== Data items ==
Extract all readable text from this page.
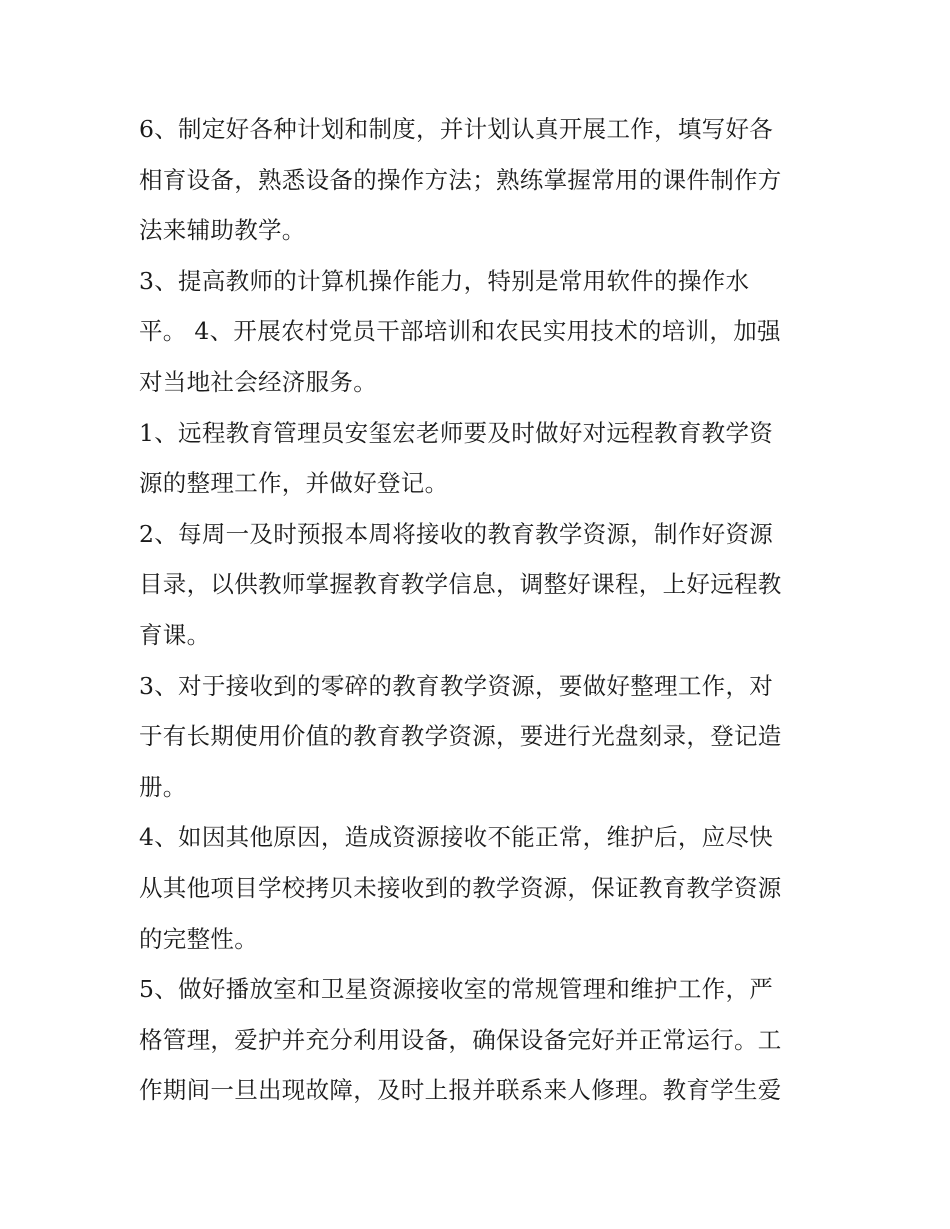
6、制定好各种计划和制度，并计划认真开展工作，填写好各
相育设备，熟悉设备的操作方法；熟练掌握常用的课件制作方
法来辅助教学。
3、提高教师的计算机操作能力，特别是常用软件的操作水
平。 4、开展农村党员干部培训和农民实用技术的培训，加强
对当地社会经济服务。
1、远程教育管理员安玺宏老师要及时做好对远程教育教学资
源的整理工作，并做好登记。
2、每周一及时预报本周将接收的教育教学资源，制作好资源
目录，以供教师掌握教育教学信息，调整好课程，上好远程教
育课。
3、对于接收到的零碎的教育教学资源，要做好整理工作，对
于有长期使用价值的教育教学资源，要进行光盘刻录，登记造
册。
4、如因其他原因，造成资源接收不能正常，维护后，应尽快
从其他项目学校拷贝未接收到的教学资源，保证教育教学资源
的完整性。
5、做好播放室和卫星资源接收室的常规管理和维护工作，严
格管理，爱护并充分利用设备，确保设备完好并正常运行。工
作期间一旦出现故障，及时上报并联系来人修理。教育学生爱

== Exercise goal ==
Every record above should be written out again without change, except that the pictures are left out.

== Worked solution ==
Extract all readable text from this page.
6、制定好各种计划和制度，并计划认真开展工作，填写好各
相育设备，熟悉设备的操作方法；熟练掌握常用的课件制作方
法来辅助教学。
3、提高教师的计算机操作能力，特别是常用软件的操作水
平。 4、开展农村党员干部培训和农民实用技术的培训，加强
对当地社会经济服务。
1、远程教育管理员安玺宏老师要及时做好对远程教育教学资
源的整理工作，并做好登记。
2、每周一及时预报本周将接收的教育教学资源，制作好资源
目录，以供教师掌握教育教学信息，调整好课程，上好远程教
育课。
3、对于接收到的零碎的教育教学资源，要做好整理工作，对
于有长期使用价值的教育教学资源，要进行光盘刻录，登记造
册。
4、如因其他原因，造成资源接收不能正常，维护后，应尽快
从其他项目学校拷贝未接收到的教学资源，保证教育教学资源
的完整性。
5、做好播放室和卫星资源接收室的常规管理和维护工作，严
格管理，爱护并充分利用设备，确保设备完好并正常运行。工
作期间一旦出现故障，及时上报并联系来人修理。教育学生爱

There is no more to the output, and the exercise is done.